Work required:
Return the full material exactly.

Raw data:
§ §

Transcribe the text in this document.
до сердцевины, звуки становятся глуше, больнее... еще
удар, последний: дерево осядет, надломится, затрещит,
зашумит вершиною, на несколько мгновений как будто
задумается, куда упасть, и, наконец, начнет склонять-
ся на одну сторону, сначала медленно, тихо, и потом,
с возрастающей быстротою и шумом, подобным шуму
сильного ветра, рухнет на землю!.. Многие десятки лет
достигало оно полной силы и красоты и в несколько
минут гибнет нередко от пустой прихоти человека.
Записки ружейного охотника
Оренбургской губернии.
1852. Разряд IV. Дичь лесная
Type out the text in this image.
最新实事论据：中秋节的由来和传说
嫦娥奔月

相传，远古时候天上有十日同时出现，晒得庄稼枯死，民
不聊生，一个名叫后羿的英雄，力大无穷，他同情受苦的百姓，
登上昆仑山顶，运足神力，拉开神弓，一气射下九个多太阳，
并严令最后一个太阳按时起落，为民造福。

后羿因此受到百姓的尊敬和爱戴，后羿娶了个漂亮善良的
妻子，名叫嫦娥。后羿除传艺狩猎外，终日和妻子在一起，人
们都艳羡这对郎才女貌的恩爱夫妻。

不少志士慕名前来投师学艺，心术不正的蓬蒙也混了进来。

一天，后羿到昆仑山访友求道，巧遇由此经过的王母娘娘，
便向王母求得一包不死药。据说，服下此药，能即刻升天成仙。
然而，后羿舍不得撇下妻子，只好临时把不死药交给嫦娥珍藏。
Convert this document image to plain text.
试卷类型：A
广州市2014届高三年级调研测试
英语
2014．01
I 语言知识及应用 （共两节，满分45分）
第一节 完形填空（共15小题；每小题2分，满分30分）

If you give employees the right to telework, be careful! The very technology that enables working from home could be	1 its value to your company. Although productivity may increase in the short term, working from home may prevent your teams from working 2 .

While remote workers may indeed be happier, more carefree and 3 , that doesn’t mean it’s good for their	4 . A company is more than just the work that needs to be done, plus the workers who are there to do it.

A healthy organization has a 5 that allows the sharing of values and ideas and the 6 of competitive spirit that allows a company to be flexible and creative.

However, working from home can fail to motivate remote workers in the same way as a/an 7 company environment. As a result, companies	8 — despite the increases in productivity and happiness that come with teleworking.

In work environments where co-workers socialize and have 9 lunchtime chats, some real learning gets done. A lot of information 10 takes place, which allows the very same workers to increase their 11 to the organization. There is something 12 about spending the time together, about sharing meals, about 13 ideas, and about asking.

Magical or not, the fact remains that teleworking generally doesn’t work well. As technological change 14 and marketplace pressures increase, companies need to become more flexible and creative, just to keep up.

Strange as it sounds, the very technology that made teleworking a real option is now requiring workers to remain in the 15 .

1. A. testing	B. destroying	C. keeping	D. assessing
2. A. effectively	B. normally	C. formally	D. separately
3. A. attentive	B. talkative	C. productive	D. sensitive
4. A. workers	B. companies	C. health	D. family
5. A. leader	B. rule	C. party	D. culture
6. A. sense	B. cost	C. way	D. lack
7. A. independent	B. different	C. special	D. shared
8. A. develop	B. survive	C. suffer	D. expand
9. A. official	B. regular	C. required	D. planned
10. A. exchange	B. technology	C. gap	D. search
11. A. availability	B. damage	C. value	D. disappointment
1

§ §

Task output:
Transcribe the text in this document.
до сердцевины, звуки становятся глуше, больнее... еще
удар, последний: дерево осядет, надломится, затрещит,
зашумит вершиною, на несколько мгновений как будто
задумается, куда упасть, и, наконец, начнет склонять-
ся на одну сторону, сначала медленно, тихо, и потом,
с возрастающей быстротою и шумом, подобным шуму
сильного ветра, рухнет на землю!.. Многие десятки лет
достигало оно полной силы и красоты и в несколько
минут гибнет нередко от пустой прихоти человека.
Записки ружейного охотника
Оренбургской губернии.
1852. Разряд IV. Дичь лесная
Type out the text in this image.
最新实事论据：中秋节的由来和传说
嫦娥奔月

相传，远古时候天上有十日同时出现，晒得庄稼枯死，民
不聊生，一个名叫后羿的英雄，力大无穷，他同情受苦的百姓，
登上昆仑山顶，运足神力，拉开神弓，一气射下九个多太阳，
并严令最后一个太阳按时起落，为民造福。

后羿因此受到百姓的尊敬和爱戴，后羿娶了个漂亮善良的
妻子，名叫嫦娥。后羿除传艺狩猎外，终日和妻子在一起，人
们都艳羡这对郎才女貌的恩爱夫妻。

不少志士慕名前来投师学艺，心术不正的蓬蒙也混了进来。

一天，后羿到昆仑山访友求道，巧遇由此经过的王母娘娘，
便向王母求得一包不死药。据说，服下此药，能即刻升天成仙。
然而，后羿舍不得撇下妻子，只好临时把不死药交给嫦娥珍藏。
Convert this document image to plain text.
试卷类型：A
广州市2014届高三年级调研测试
英语
2014．01
I 语言知识及应用 （共两节，满分45分）
第一节 完形填空（共15小题；每小题2分，满分30分）

If you give employees the right to telework, be careful! The very technology that enables working from home could be	1 its value to your company. Although productivity may increase in the short term, working from home may prevent your teams from working 2 .

While remote workers may indeed be happier, more carefree and 3 , that doesn’t mean it’s good for their	4 . A company is more than just the work that needs to be done, plus the workers who are there to do it.

A healthy organization has a 5 that allows the sharing of values and ideas and the 6 of competitive spirit that allows a company to be flexible and creative.

However, working from home can fail to motivate remote workers in the same way as a/an 7 company environment. As a result, companies	8 — despite the increases in productivity and happiness that come with teleworking.

In work environments where co-workers socialize and have 9 lunchtime chats, some real learning gets done. A lot of information 10 takes place, which allows the very same workers to increase their 11 to the organization. There is something 12 about spending the time together, about sharing meals, about 13 ideas, and about asking.

Magical or not, the fact remains that teleworking generally doesn’t work well. As technological change 14 and marketplace pressures increase, companies need to become more flexible and creative, just to keep up.

Strange as it sounds, the very technology that made teleworking a real option is now requiring workers to remain in the 15 .

1. A. testing	B. destroying	C. keeping	D. assessing
2. A. effectively	B. normally	C. formally	D. separately
3. A. attentive	B. talkative	C. productive	D. sensitive
4. A. workers	B. companies	C. health	D. family
5. A. leader	B. rule	C. party	D. culture
6. A. sense	B. cost	C. way	D. lack
7. A. independent	B. different	C. special	D. shared
8. A. develop	B. survive	C. suffer	D. expand
9. A. official	B. regular	C. required	D. planned
10. A. exchange	B. technology	C. gap	D. search
11. A. availability	B. damage	C. value	D. disappointment
1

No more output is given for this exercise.